* Provided passage *

--- START ---

On a brisk Sunday morning, I kayaked with a group called Paddle Out Plastic. Five of us launched our kayaks from the Cabrillo Beach boat ramp. We headed to the inside of the break wall by the fishing pier and then went to the Cabrillo Marina jetty. In less than two hours, we collected more than 500 pieces of trash from the ocean including 136 food (chip bags) and product wrappers, 89 pieces of Styrofoam, 42 lids, 33 straws, 25 bags, 84 other plastic pieces, 34 hard plastic pieces, 11 bottles, 9 cups, 6 ropes, 5 closed rings, 3 foam fabric pieces, 1 bubble wrap, 1 bicycle inner tube, 1 hanger, 2 bows, 1 glove, 2 lighters, 1 toy, 1 pen, 2 plastic straps, 1 floss pick, 1 spoon, 1 stir stick, 1 mirror, 2 balloons, 3 earplug wrappers, and 2 strips of caution tape.
For years, Eva Cicoria has enjoyed kayaking on the Los Angeles Waterfront. She noticed a large amount of trash, the majority of it plastic, so she began pulling it out piece by piece. Over the years, she collected enough trash to fill a dumpster. She launched Paddle Out Plastic on World Oceans Day in 2019. Since that date, her group has picked up over 20,714 pieces of plastic weighing close to 500 pounds from the Los Angeles Harbor waterways.
On the day I went out with Paddle Out Plastic, the waters were rough. I consider myself a fairly experienced kayaker, but I steered clear of the rocks where most of the trash had accumulated. I watched as Eva expertly positioned her kayak alongside the breakwater as she grabbed trash from the turbulent ocean. Picking up trash from a kayak is a skill and has to be done just right or the kayak can tip over.
On New Year’s Day, Paddle Out Plastic collected 2,158 pieces of trash from San Pedro waters, which totaled 64 pounds, not counting the 17 glass, aluminum and waxed paper items. Eva and her husband Ken Swenson count and inventory every piece. Their results, along with photos of trash and local sea life, are posted on the Paddle Out Plastic Facebook page and Instagram.

--- END ---

* Problem to solve *
Answer these questions from the Paddle Out Plastic text:
(a) How many straws did the group collect on the Sunday morning outing?
(b) On what occasion did Eva Cicoria launch Paddle Out Plastic?
(c) Who counts and inventories every piece of trash?

* Recorded information *

--- START ---

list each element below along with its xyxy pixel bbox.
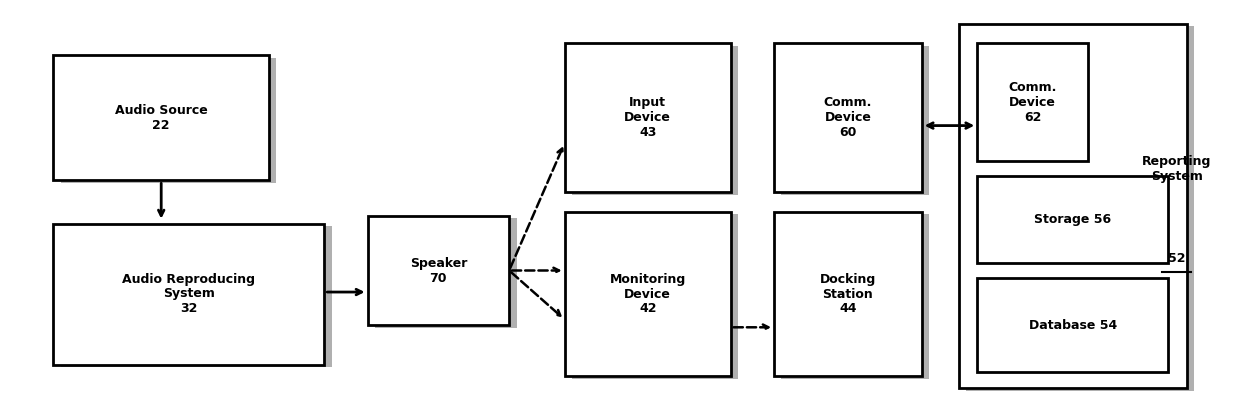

--- END ---

* Task result *
(a) 33 straws
(b) World Oceans Day in 2019
(c) Eva and her husband Ken Swenson